What the exercise asks:
Gather up all lines that carry the word "articles".

Collected data entries:
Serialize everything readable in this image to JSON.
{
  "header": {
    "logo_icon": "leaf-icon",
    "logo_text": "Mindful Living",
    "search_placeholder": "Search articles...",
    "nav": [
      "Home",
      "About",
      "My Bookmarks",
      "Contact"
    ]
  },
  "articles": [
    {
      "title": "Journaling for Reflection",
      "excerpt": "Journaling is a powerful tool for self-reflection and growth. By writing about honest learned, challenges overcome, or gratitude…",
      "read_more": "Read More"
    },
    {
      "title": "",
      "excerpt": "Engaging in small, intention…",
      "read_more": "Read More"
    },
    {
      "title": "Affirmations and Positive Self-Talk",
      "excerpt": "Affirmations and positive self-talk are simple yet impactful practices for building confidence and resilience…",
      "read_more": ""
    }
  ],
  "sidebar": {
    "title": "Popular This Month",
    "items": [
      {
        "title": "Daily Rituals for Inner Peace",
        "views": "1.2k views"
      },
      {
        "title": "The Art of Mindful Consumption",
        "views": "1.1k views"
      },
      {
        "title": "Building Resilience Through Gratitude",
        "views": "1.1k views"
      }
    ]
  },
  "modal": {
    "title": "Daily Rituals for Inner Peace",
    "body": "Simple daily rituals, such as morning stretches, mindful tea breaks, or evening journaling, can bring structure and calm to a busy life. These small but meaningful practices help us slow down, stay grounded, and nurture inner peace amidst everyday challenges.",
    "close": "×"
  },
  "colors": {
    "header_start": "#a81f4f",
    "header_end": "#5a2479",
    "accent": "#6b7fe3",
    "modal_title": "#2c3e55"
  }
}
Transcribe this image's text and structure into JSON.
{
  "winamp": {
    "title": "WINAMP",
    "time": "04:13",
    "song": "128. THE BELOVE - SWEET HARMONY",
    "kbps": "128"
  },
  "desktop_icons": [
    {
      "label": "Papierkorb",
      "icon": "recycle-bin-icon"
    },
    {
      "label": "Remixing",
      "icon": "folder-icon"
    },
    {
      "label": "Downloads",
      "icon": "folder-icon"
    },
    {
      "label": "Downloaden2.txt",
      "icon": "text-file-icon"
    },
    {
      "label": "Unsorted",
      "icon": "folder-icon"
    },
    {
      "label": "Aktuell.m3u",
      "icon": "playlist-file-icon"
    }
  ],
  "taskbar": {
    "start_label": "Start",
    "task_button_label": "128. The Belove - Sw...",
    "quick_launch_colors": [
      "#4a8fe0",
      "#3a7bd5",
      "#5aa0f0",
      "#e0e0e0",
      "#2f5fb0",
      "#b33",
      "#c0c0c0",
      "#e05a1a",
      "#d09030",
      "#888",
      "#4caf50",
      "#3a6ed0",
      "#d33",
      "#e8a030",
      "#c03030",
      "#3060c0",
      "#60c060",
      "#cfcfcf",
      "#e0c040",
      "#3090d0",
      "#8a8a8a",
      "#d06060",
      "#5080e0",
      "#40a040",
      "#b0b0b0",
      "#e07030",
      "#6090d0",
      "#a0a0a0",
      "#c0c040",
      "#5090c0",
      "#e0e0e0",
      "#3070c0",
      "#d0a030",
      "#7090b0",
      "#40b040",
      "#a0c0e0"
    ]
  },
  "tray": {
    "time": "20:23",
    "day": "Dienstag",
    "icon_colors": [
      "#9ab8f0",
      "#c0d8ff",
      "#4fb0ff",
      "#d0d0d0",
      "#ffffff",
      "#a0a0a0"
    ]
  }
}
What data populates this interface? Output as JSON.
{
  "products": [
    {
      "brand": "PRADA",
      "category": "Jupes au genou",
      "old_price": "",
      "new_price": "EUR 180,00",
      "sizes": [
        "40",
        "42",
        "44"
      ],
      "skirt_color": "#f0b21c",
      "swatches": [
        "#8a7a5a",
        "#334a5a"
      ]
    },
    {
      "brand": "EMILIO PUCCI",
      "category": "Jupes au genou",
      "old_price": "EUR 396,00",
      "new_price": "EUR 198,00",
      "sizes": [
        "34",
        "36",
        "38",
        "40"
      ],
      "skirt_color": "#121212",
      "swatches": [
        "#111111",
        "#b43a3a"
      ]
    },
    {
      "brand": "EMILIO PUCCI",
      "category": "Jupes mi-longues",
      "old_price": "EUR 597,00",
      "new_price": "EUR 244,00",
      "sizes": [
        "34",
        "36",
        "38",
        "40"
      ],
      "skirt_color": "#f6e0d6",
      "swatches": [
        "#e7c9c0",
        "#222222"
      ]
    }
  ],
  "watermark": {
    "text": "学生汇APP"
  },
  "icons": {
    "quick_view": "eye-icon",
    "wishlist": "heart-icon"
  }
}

Reply:
    "search_placeholder": "Search articles...",
  "articles": [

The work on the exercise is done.